(Extracted records)
==============================

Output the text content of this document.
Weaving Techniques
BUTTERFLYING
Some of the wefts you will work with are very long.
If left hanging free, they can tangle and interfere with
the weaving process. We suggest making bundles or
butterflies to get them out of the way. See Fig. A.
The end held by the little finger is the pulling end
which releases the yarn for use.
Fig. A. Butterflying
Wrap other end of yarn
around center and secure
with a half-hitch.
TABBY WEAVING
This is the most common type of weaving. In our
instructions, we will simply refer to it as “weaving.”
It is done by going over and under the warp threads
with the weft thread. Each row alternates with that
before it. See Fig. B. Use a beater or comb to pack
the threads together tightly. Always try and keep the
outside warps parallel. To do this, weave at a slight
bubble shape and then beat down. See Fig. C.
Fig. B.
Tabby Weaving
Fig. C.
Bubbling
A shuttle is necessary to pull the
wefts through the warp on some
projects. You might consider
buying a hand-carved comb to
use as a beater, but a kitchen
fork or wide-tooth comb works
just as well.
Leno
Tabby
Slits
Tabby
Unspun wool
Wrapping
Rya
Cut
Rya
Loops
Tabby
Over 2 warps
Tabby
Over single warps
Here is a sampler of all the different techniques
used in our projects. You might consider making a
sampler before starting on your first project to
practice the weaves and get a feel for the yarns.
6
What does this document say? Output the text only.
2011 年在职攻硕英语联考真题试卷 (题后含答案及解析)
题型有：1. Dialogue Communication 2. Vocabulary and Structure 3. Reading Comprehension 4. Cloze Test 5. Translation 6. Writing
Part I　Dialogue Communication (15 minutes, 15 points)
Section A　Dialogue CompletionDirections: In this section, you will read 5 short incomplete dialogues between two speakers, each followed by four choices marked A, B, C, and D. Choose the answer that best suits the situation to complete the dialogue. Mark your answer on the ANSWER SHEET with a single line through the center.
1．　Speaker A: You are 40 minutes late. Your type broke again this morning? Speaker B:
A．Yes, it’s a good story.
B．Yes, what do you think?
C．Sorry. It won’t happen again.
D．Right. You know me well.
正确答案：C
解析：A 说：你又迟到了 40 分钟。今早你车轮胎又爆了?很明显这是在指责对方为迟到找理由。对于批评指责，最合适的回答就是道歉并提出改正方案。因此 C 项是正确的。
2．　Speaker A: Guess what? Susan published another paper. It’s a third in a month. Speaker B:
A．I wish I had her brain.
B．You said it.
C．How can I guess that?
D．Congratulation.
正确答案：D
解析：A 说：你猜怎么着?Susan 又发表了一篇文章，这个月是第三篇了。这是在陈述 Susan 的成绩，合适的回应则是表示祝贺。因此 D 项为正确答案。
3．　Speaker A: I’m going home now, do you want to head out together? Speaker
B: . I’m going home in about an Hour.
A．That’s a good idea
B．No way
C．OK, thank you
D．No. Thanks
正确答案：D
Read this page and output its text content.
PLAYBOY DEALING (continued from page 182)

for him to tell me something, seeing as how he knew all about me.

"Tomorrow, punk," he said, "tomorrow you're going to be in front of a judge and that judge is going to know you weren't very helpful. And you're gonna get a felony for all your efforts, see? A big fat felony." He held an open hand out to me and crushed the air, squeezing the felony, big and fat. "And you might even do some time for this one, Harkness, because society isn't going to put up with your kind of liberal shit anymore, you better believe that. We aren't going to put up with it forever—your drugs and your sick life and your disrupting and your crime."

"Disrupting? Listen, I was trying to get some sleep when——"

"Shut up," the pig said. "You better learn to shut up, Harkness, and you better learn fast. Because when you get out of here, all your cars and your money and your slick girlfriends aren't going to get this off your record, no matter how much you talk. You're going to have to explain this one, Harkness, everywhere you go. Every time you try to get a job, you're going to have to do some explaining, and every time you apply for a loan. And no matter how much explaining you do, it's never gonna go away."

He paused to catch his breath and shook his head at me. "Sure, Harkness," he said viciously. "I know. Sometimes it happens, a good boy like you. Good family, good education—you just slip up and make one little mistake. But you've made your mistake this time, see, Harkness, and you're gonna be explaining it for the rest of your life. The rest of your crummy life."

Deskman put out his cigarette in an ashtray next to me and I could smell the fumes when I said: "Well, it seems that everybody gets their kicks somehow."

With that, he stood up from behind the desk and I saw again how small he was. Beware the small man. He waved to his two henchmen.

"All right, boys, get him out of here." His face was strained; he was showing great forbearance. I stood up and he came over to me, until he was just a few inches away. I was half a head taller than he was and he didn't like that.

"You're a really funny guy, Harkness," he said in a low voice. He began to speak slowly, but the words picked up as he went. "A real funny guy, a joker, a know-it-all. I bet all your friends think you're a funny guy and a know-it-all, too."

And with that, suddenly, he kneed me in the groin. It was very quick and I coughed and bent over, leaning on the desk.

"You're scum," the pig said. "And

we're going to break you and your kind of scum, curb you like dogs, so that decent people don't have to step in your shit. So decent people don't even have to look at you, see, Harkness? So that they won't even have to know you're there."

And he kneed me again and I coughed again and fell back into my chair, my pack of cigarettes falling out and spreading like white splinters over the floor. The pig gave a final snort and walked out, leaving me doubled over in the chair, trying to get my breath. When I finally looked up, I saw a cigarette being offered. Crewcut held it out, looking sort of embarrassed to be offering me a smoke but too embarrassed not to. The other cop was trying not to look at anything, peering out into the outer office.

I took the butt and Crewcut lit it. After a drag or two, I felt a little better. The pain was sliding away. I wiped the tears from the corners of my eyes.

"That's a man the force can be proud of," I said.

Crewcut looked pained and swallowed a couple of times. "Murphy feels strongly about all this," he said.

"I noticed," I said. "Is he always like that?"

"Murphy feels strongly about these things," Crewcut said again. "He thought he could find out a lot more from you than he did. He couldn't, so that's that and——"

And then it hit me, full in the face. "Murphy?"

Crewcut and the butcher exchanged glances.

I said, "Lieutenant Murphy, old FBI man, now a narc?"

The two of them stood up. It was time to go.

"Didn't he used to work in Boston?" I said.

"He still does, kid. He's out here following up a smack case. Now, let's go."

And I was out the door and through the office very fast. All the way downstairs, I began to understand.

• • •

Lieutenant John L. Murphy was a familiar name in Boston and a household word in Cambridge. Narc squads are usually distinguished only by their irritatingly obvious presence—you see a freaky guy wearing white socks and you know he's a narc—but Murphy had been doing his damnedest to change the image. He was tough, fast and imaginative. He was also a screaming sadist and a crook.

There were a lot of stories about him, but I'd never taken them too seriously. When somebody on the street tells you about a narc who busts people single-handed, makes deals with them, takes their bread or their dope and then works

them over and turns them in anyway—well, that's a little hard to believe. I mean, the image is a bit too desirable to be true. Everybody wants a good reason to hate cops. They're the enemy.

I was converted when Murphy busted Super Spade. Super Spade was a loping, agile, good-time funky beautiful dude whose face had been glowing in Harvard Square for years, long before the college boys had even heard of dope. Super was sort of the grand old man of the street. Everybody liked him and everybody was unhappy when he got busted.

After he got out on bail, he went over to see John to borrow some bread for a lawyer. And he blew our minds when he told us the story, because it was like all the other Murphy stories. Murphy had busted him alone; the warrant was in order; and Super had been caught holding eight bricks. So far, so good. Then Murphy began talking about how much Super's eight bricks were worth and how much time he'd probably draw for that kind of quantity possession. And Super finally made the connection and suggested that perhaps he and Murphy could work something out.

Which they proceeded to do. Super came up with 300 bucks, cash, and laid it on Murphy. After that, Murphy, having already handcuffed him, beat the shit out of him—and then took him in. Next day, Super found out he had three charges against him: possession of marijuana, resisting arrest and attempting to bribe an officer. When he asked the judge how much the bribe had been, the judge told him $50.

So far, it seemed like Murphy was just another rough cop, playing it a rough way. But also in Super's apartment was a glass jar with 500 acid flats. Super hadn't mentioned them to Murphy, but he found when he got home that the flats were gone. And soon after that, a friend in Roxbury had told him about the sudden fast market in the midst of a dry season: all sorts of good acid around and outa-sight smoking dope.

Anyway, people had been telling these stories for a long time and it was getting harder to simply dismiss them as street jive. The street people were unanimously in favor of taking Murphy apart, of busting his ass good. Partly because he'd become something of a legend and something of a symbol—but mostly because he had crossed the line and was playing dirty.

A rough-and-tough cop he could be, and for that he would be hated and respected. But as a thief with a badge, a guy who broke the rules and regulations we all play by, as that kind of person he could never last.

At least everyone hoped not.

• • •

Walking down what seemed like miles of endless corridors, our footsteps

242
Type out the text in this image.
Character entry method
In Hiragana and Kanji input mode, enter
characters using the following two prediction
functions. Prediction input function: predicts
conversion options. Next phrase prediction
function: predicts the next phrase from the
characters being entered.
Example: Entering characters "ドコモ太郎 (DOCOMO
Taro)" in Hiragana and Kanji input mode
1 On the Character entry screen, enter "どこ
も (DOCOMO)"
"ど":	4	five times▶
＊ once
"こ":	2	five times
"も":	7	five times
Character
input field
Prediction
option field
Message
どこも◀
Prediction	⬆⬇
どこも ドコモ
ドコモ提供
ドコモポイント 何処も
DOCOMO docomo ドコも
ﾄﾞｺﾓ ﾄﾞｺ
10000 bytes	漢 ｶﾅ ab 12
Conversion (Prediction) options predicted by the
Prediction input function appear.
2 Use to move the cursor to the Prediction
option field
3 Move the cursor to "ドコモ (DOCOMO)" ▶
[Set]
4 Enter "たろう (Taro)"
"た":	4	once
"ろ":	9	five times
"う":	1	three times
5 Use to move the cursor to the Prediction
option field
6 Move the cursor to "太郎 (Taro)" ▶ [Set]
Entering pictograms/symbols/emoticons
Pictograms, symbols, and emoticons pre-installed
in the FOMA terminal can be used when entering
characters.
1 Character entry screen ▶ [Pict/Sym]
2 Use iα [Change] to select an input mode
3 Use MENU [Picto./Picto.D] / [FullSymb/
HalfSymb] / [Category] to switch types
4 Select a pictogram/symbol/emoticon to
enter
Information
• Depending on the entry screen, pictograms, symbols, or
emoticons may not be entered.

==============================

Set exercise
Go through the data and gather every line that holds "home".

Answer for the task
3．　Speaker A: I’m going home now, do you want to head out together? Speaker
B: . I’m going home in about an Hour.
So far, it seemed like Murphy was just another rough cop, playing it a rough way. But also in Super's apartment was a glass jar with 500 acid flats. Super hadn't mentioned them to Murphy, but he found when he got home that the flats were gone. And soon after that, a friend in Roxbury had told him about the sudden fast market in the midst of a dry season: all sorts of good acid around and outa-sight smoking dope.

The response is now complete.